A run of records:
________________
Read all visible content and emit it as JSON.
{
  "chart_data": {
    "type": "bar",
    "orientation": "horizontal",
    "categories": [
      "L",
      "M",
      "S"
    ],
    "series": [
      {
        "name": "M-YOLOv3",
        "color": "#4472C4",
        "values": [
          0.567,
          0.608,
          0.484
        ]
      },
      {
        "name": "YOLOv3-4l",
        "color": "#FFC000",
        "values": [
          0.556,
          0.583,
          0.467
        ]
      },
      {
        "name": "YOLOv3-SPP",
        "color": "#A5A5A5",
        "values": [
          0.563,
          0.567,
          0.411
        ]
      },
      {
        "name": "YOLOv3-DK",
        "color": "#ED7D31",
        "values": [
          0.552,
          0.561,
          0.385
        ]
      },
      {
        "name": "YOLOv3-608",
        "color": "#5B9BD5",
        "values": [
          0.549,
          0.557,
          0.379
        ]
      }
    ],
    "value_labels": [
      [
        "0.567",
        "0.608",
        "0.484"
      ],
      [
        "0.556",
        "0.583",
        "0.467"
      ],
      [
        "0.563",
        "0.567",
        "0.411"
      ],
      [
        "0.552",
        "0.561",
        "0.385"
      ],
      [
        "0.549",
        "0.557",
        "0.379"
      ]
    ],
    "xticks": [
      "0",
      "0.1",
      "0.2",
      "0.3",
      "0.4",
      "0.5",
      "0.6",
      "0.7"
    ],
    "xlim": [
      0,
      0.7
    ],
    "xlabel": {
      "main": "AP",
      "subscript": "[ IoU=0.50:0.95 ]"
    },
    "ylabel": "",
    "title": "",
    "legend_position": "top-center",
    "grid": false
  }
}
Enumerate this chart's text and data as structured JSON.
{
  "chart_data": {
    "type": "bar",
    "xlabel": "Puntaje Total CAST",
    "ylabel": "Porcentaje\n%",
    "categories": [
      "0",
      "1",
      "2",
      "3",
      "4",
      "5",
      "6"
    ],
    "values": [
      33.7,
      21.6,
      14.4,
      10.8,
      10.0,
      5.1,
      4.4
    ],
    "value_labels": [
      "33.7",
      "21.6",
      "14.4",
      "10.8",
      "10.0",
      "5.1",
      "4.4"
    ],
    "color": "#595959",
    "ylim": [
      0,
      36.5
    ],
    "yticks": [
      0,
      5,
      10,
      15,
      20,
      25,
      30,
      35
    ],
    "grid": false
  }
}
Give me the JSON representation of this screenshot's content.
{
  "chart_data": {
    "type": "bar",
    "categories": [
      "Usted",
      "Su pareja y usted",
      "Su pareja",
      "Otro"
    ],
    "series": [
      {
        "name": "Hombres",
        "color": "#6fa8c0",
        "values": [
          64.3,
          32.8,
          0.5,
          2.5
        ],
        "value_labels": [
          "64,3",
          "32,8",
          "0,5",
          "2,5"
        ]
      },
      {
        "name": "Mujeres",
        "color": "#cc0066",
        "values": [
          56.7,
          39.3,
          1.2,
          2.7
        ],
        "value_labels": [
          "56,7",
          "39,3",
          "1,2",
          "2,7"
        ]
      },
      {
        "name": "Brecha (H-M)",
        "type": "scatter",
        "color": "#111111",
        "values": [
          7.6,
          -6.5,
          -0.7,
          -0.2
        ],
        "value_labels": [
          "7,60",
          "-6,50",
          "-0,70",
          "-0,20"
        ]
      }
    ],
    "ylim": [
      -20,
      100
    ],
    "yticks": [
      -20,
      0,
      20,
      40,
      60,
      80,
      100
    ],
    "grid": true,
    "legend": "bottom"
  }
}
________________
What this task involves. Extract all of the data exactly as written.

Full response.
Read all visible content and emit it as JSON.
{
  "chart_data": {
    "type": "bar",
    "orientation": "horizontal",
    "categories": [
      "L",
      "M",
      "S"
    ],
    "series": [
      {
        "name": "M-YOLOv3",
        "color": "#4472C4",
        "values": [
          0.567,
          0.608,
          0.484
        ]
      },
      {
        "name": "YOLOv3-4l",
        "color": "#FFC000",
        "values": [
          0.556,
          0.583,
          0.467
        ]
      },
      {
        "name": "YOLOv3-SPP",
        "color": "#A5A5A5",
        "values": [
          0.563,
          0.567,
          0.411
        ]
      },
      {
        "name": "YOLOv3-DK",
        "color": "#ED7D31",
        "values": [
          0.552,
          0.561,
          0.385
        ]
      },
      {
        "name": "YOLOv3-608",
        "color": "#5B9BD5",
        "values": [
          0.549,
          0.557,
          0.379
        ]
      }
    ],
    "value_labels": [
      [
        "0.567",
        "0.608",
        "0.484"
      ],
      [
        "0.556",
        "0.583",
        "0.467"
      ],
      [
        "0.563",
        "0.567",
        "0.411"
      ],
      [
        "0.552",
        "0.561",
        "0.385"
      ],
      [
        "0.549",
        "0.557",
        "0.379"
      ]
    ],
    "xticks": [
      "0",
      "0.1",
      "0.2",
      "0.3",
      "0.4",
      "0.5",
      "0.6",
      "0.7"
    ],
    "xlim": [
      0,
      0.7
    ],
    "xlabel": {
      "main": "AP",
      "subscript": "[ IoU=0.50:0.95 ]"
    },
    "ylabel": "",
    "title": "",
    "legend_position": "top-center",
    "grid": false
  }
}
Enumerate this chart's text and data as structured JSON.
{
  "chart_data": {
    "type": "bar",
    "xlabel": "Puntaje Total CAST",
    "ylabel": "Porcentaje\n%",
    "categories": [
      "0",
      "1",
      "2",
      "3",
      "4",
      "5",
      "6"
    ],
    "values": [
      33.7,
      21.6,
      14.4,
      10.8,
      10.0,
      5.1,
      4.4
    ],
    "value_labels": [
      "33.7",
      "21.6",
      "14.4",
      "10.8",
      "10.0",
      "5.1",
      "4.4"
    ],
    "color": "#595959",
    "ylim": [
      0,
      36.5
    ],
    "yticks": [
      0,
      5,
      10,
      15,
      20,
      25,
      30,
      35
    ],
    "grid": false
  }
}
Give me the JSON representation of this screenshot's content.
{
  "chart_data": {
    "type": "bar",
    "categories": [
      "Usted",
      "Su pareja y usted",
      "Su pareja",
      "Otro"
    ],
    "series": [
      {
        "name": "Hombres",
        "color": "#6fa8c0",
        "values": [
          64.3,
          32.8,
          0.5,
          2.5
        ],
        "value_labels": [
          "64,3",
          "32,8",
          "0,5",
          "2,5"
        ]
      },
      {
        "name": "Mujeres",
        "color": "#cc0066",
        "values": [
          56.7,
          39.3,
          1.2,
          2.7
        ],
        "value_labels": [
          "56,7",
          "39,3",
          "1,2",
          "2,7"
        ]
      },
      {
        "name": "Brecha (H-M)",
        "type": "scatter",
        "color": "#111111",
        "values": [
          7.6,
          -6.5,
          -0.7,
          -0.2
        ],
        "value_labels": [
          "7,60",
          "-6,50",
          "-0,70",
          "-0,20"
        ]
      }
    ],
    "ylim": [
      -20,
      100
    ],
    "yticks": [
      -20,
      0,
      20,
      40,
      60,
      80,
      100
    ],
    "grid": true,
    "legend": "bottom"
  }
}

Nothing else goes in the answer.